#### Data supplied
________________________

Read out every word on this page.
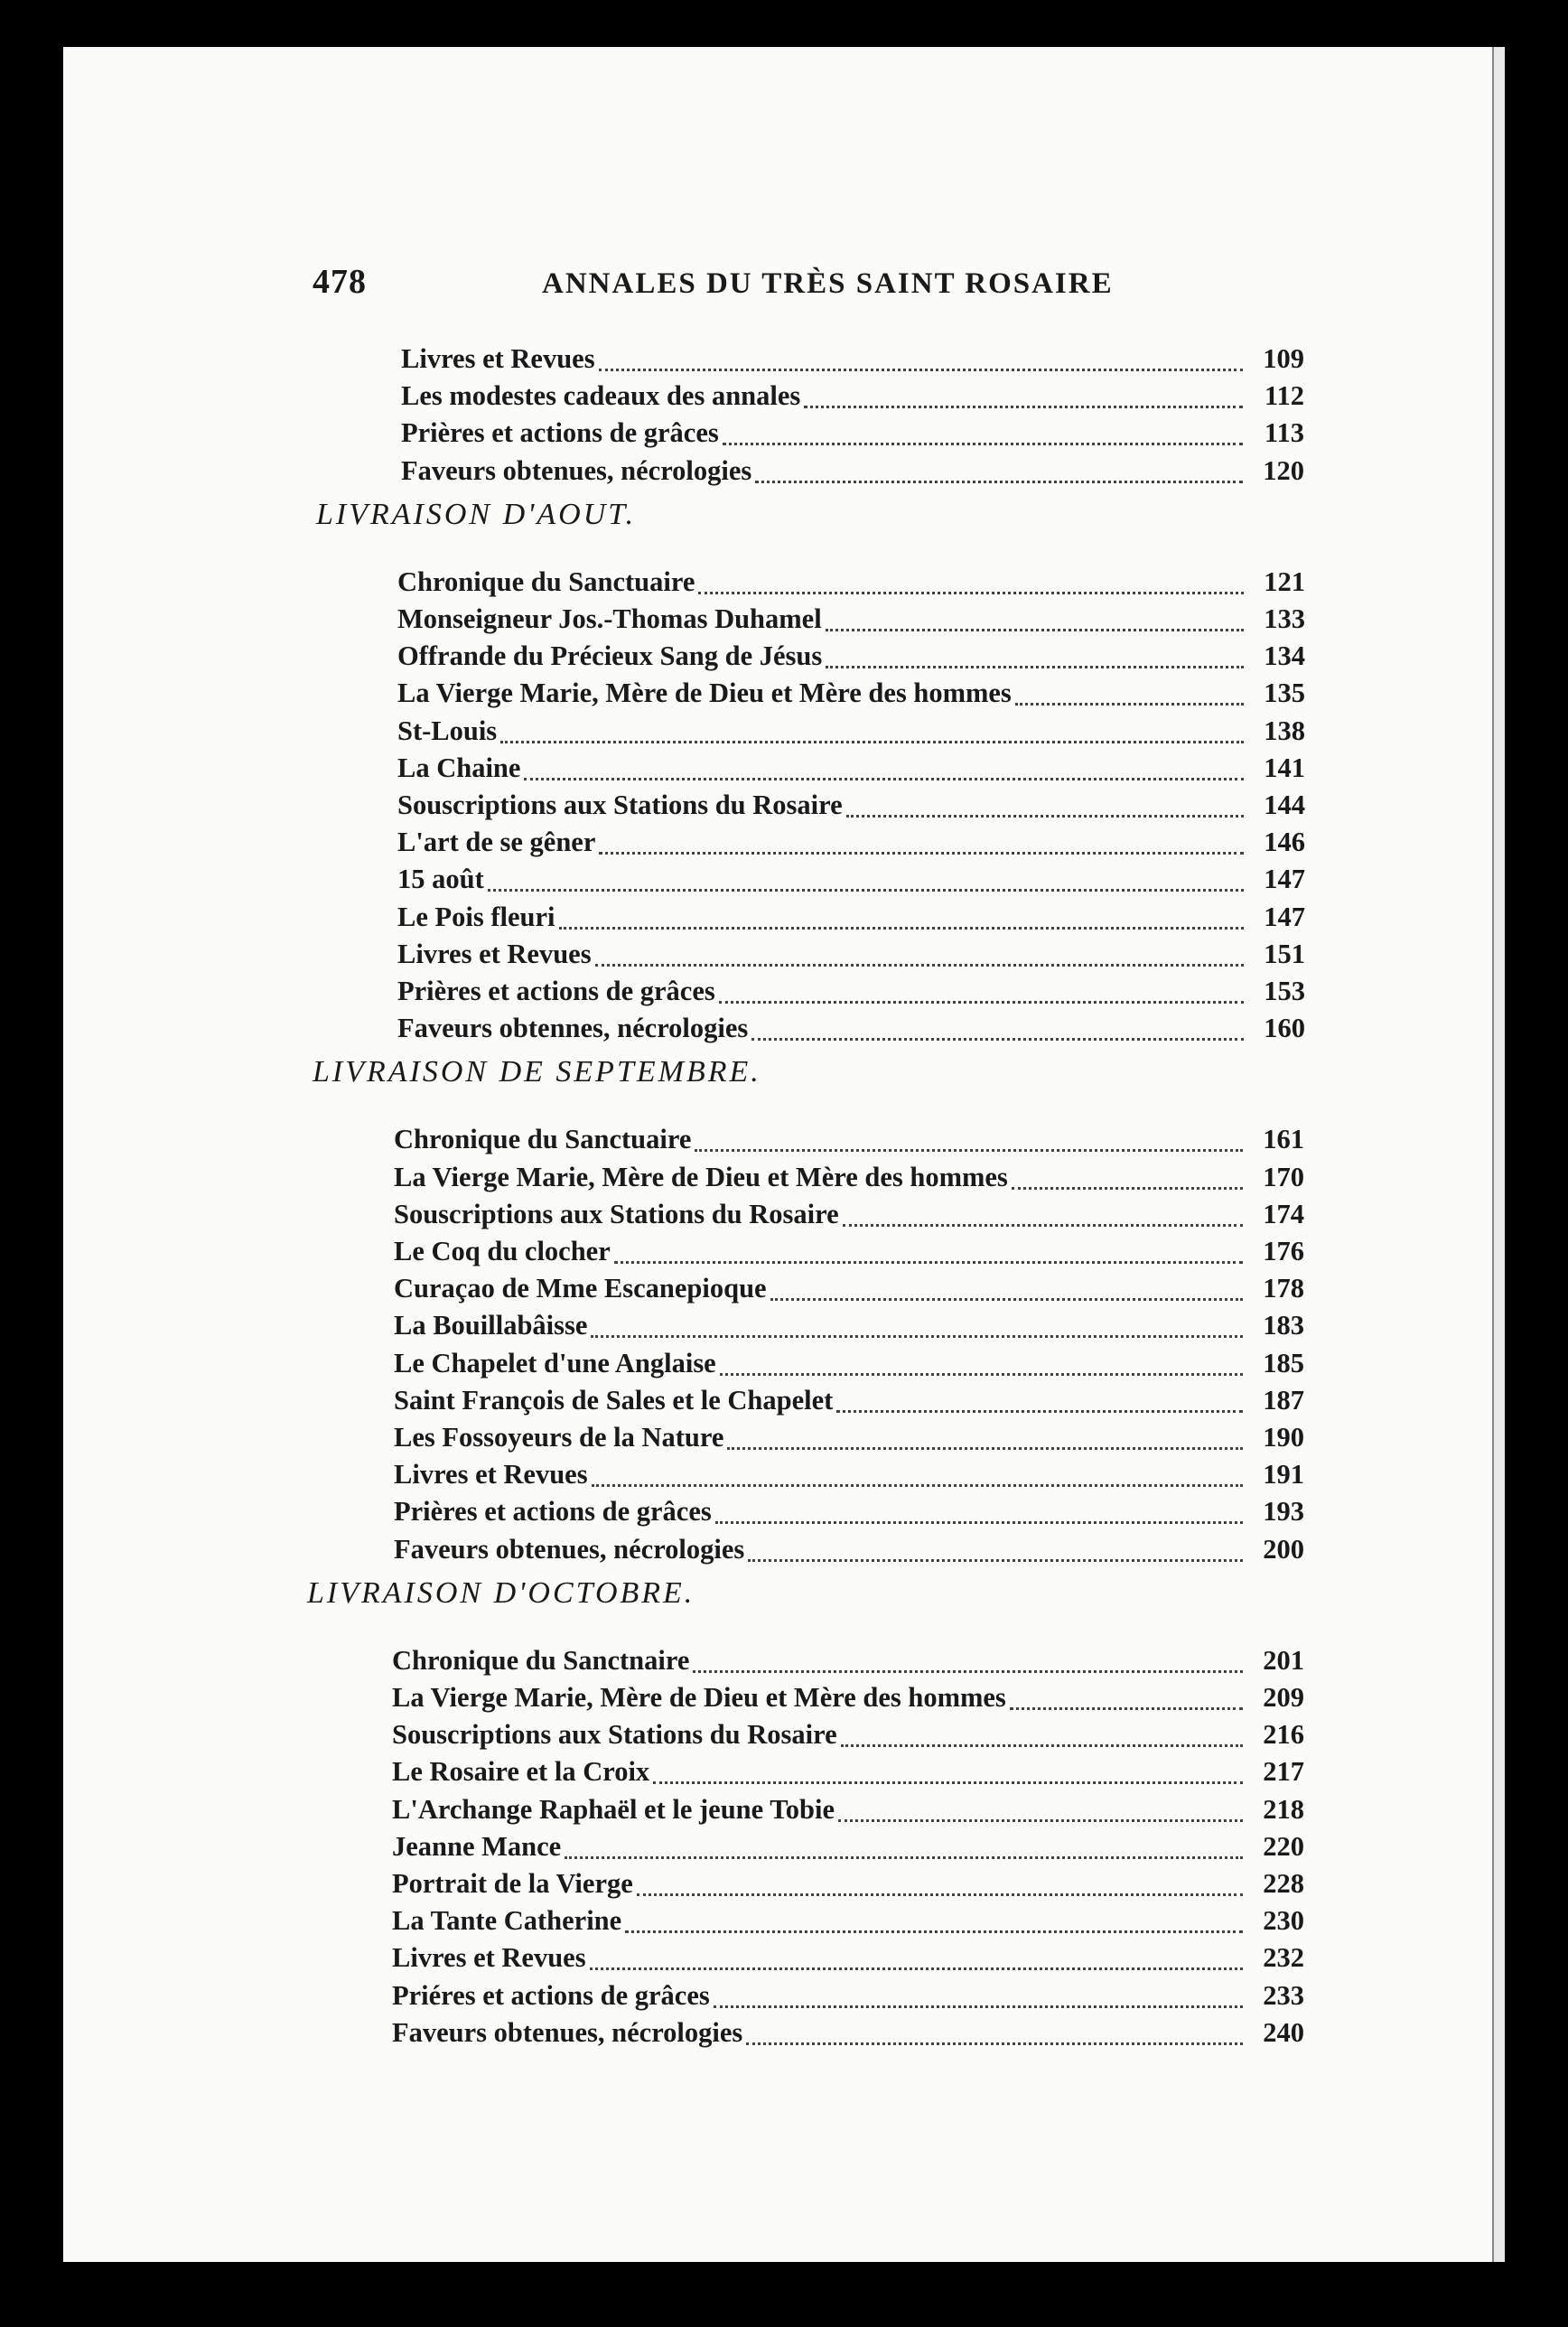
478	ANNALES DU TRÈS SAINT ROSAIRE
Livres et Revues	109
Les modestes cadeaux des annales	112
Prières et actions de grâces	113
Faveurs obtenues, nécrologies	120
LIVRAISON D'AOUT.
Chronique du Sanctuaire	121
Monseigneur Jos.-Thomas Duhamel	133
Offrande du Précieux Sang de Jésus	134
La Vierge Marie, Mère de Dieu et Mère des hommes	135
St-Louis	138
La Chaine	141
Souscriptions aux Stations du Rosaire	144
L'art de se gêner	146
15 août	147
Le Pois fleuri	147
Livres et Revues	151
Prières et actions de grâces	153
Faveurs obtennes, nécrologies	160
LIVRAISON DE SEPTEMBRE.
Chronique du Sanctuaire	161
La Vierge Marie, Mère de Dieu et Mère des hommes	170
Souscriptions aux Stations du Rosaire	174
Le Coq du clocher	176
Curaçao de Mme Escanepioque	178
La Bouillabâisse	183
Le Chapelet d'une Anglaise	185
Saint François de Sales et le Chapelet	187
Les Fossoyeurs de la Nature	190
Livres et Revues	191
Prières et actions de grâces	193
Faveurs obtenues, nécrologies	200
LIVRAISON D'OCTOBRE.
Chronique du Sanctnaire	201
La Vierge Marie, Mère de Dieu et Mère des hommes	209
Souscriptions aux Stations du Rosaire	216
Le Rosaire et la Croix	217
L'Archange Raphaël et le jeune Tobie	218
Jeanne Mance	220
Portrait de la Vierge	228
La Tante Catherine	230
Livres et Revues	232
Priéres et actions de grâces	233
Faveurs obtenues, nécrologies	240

________________________

Check each line above for the word "actions" and copy the ones that have it.

Prières et actions de grâces	113
Prières et actions de grâces	153
Prières et actions de grâces	193
Priéres et actions de grâces	233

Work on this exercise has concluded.